* [What to work on]: How many of the lines below hold the word "санузел"? Answer only with the number.

* [Supplied records]:

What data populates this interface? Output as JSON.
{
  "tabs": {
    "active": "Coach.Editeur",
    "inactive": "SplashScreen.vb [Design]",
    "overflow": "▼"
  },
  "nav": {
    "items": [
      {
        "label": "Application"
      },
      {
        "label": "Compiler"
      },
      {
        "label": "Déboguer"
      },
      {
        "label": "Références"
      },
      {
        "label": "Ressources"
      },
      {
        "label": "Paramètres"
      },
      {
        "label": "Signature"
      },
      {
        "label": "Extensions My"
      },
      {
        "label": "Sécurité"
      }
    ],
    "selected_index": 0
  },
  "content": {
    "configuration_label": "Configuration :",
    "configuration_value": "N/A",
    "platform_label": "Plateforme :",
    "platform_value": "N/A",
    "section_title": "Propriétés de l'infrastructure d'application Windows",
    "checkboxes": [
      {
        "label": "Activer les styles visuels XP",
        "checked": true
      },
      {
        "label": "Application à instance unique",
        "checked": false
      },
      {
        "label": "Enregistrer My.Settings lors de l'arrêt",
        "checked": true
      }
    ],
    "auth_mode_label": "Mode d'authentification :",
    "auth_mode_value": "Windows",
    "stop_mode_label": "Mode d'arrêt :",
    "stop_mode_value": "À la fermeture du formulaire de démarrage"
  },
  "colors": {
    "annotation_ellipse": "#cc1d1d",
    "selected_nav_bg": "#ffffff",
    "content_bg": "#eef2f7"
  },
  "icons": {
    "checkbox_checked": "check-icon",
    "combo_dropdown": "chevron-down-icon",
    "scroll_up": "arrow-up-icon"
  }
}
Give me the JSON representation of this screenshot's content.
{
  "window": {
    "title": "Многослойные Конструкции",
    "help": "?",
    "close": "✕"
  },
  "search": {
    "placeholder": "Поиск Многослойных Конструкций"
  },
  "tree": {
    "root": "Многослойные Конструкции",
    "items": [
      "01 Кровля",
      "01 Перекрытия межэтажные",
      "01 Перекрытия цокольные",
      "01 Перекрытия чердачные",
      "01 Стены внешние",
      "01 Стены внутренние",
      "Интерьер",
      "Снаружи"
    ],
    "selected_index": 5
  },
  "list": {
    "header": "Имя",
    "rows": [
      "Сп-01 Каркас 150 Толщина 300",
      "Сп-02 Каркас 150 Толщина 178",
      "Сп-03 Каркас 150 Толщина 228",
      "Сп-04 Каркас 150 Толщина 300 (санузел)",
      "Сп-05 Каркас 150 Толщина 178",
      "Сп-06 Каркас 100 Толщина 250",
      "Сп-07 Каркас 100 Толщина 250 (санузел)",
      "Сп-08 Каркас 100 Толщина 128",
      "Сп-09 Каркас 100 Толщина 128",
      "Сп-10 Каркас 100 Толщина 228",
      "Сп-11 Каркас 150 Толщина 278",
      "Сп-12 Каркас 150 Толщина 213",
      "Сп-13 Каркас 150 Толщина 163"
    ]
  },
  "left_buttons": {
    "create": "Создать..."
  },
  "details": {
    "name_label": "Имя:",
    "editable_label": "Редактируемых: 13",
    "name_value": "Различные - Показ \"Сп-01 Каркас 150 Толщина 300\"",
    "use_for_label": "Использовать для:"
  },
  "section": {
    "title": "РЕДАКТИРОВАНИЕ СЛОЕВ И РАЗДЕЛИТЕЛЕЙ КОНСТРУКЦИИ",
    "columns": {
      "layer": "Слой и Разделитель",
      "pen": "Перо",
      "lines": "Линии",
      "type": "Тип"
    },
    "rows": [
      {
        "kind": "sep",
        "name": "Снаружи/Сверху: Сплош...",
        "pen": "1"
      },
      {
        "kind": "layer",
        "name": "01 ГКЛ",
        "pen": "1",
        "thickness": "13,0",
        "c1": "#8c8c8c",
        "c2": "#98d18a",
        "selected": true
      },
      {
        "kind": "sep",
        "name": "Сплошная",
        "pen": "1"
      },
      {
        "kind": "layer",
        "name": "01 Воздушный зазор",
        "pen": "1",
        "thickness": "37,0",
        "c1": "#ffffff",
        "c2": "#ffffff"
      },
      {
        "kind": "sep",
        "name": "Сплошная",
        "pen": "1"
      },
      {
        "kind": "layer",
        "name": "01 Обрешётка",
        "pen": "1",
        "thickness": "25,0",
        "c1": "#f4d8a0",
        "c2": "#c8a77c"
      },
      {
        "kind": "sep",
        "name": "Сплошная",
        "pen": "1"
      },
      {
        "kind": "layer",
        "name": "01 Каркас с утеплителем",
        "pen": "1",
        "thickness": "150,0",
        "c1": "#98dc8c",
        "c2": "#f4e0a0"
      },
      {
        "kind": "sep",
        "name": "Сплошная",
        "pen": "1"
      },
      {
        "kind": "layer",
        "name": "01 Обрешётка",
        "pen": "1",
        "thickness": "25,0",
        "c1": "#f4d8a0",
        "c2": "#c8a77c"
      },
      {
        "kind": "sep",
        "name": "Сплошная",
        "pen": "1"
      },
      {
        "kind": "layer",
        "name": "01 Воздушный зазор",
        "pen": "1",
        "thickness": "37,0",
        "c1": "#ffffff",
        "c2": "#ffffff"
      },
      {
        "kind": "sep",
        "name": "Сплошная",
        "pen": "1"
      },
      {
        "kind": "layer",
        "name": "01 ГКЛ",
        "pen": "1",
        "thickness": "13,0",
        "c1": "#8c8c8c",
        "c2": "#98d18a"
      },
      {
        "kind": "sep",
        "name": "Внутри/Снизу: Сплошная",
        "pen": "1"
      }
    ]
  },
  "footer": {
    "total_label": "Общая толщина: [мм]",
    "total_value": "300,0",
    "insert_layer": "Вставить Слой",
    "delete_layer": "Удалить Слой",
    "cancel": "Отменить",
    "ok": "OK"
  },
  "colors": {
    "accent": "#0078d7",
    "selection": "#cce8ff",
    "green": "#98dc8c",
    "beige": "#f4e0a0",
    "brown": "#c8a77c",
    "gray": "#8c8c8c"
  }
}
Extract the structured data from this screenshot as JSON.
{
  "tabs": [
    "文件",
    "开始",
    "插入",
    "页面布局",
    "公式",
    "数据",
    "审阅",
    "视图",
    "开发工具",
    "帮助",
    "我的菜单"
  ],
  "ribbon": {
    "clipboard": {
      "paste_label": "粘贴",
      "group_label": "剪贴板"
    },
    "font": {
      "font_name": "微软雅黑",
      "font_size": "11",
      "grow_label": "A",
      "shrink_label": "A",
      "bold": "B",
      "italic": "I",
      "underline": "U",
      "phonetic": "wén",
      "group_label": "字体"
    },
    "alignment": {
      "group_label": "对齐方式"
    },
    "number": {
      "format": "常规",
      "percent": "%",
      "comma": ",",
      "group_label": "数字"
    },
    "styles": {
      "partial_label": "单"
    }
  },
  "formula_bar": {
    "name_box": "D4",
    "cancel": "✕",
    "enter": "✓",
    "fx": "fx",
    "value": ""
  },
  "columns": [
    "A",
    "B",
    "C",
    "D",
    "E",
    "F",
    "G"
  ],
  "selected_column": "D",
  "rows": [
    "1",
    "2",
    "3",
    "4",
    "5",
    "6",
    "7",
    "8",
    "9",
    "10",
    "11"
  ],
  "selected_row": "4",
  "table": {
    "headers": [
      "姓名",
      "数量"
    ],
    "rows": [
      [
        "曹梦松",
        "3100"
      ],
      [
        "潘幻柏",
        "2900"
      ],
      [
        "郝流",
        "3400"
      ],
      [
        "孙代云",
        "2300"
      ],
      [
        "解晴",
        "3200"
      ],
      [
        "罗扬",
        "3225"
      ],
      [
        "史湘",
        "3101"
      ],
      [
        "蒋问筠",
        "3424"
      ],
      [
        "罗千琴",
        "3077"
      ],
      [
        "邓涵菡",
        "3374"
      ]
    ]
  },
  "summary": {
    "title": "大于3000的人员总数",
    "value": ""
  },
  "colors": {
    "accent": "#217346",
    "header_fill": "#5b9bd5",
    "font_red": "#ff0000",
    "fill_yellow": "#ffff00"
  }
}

* [Full solution]: 2